* MATERIALS PROVIDED:
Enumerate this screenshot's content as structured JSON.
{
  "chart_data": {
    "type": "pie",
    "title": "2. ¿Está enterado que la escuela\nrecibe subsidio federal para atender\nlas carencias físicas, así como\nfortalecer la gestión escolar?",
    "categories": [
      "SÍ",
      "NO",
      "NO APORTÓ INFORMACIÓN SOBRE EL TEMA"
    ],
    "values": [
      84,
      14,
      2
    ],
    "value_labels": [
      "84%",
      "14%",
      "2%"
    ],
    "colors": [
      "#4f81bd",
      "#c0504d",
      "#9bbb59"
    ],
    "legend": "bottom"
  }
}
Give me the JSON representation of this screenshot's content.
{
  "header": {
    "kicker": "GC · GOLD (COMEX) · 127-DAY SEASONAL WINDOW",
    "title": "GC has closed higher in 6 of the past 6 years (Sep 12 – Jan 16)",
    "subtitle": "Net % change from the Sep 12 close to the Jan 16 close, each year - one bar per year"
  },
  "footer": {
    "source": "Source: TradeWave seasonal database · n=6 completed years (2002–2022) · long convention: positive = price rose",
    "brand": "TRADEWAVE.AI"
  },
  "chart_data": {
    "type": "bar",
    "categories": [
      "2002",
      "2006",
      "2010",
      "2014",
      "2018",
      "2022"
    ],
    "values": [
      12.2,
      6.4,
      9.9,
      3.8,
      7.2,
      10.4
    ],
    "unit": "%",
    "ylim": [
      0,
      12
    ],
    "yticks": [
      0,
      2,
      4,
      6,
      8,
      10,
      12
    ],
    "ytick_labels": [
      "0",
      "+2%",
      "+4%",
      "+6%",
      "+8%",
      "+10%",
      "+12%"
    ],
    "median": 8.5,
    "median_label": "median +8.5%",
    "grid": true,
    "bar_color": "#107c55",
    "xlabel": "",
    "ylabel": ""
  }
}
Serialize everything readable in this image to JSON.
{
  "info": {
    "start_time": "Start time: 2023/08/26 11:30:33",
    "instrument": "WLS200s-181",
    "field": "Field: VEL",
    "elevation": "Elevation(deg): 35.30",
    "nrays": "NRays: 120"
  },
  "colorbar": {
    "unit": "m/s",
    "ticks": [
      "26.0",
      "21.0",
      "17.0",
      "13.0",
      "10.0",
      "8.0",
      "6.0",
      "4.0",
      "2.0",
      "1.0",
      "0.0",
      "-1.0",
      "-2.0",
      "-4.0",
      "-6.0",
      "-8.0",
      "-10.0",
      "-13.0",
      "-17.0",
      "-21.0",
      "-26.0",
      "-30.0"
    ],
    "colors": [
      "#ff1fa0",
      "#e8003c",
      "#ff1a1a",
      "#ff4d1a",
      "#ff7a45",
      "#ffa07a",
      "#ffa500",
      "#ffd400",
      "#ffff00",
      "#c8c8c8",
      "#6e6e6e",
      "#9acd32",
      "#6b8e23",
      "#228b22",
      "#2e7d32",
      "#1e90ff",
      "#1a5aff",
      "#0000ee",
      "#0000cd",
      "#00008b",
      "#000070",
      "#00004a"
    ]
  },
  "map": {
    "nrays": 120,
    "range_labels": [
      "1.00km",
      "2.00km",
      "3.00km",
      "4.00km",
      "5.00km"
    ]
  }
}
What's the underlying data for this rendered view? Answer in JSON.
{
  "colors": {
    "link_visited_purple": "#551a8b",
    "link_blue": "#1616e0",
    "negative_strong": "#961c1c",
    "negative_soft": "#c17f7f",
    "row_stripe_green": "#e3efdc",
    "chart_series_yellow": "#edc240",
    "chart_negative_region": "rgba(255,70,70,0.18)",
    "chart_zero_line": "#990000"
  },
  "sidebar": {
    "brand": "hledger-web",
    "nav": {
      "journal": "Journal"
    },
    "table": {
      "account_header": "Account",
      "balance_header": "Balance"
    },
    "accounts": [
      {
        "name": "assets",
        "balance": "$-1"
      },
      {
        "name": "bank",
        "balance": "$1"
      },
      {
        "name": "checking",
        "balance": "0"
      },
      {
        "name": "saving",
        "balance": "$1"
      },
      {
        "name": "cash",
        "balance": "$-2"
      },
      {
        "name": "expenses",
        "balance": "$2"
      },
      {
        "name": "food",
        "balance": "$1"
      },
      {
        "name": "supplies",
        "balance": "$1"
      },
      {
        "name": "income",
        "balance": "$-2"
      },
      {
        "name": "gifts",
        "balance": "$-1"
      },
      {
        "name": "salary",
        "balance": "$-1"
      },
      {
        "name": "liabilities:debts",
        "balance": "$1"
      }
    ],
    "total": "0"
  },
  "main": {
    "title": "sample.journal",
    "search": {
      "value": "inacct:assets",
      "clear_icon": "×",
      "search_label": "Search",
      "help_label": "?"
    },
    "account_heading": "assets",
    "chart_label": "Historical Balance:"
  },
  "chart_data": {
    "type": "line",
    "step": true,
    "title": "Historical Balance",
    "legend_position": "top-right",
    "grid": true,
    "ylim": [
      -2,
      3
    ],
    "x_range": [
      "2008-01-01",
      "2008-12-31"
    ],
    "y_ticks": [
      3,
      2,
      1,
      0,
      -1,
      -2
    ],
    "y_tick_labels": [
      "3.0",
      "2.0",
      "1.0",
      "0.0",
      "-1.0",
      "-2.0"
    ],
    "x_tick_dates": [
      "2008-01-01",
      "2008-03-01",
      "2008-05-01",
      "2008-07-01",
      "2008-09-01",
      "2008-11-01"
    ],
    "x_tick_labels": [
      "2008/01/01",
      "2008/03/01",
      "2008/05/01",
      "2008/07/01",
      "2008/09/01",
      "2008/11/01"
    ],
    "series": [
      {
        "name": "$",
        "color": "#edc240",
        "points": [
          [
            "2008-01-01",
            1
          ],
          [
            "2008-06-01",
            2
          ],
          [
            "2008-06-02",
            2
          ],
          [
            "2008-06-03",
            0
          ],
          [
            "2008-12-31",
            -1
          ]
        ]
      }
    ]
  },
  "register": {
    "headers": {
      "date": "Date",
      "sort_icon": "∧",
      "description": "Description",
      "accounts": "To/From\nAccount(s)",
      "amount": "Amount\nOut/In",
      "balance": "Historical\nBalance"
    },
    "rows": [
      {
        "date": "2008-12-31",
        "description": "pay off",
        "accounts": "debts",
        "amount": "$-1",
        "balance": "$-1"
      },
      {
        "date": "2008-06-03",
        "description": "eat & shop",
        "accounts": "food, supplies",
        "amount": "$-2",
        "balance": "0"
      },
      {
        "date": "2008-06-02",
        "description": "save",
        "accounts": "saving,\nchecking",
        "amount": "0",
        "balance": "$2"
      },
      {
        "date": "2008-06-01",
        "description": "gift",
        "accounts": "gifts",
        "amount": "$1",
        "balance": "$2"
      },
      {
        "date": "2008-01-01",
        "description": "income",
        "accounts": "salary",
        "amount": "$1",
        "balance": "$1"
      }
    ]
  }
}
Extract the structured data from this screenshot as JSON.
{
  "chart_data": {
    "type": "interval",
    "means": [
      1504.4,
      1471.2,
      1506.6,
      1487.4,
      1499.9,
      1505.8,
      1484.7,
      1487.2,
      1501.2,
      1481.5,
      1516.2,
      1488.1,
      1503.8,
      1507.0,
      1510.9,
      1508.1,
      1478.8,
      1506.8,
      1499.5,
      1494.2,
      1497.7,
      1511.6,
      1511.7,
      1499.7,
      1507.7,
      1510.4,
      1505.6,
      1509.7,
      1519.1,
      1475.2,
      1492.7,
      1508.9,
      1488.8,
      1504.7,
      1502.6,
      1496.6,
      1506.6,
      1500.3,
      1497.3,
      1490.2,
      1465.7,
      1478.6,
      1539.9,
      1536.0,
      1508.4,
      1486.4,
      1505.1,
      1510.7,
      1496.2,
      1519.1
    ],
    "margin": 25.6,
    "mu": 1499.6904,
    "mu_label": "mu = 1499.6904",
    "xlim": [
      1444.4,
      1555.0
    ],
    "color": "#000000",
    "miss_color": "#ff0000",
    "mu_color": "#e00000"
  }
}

* WHAT YOU NEED TO DO: From the entries above, extract every line where the word "JSON" appears.

* CORRECT ANSWER:
Enumerate this screenshot's content as structured JSON.
Give me the JSON representation of this screenshot's content.
Serialize everything readable in this image to JSON.
What's the underlying data for this rendered view? Answer in JSON.
Extract the structured data from this screenshot as JSON.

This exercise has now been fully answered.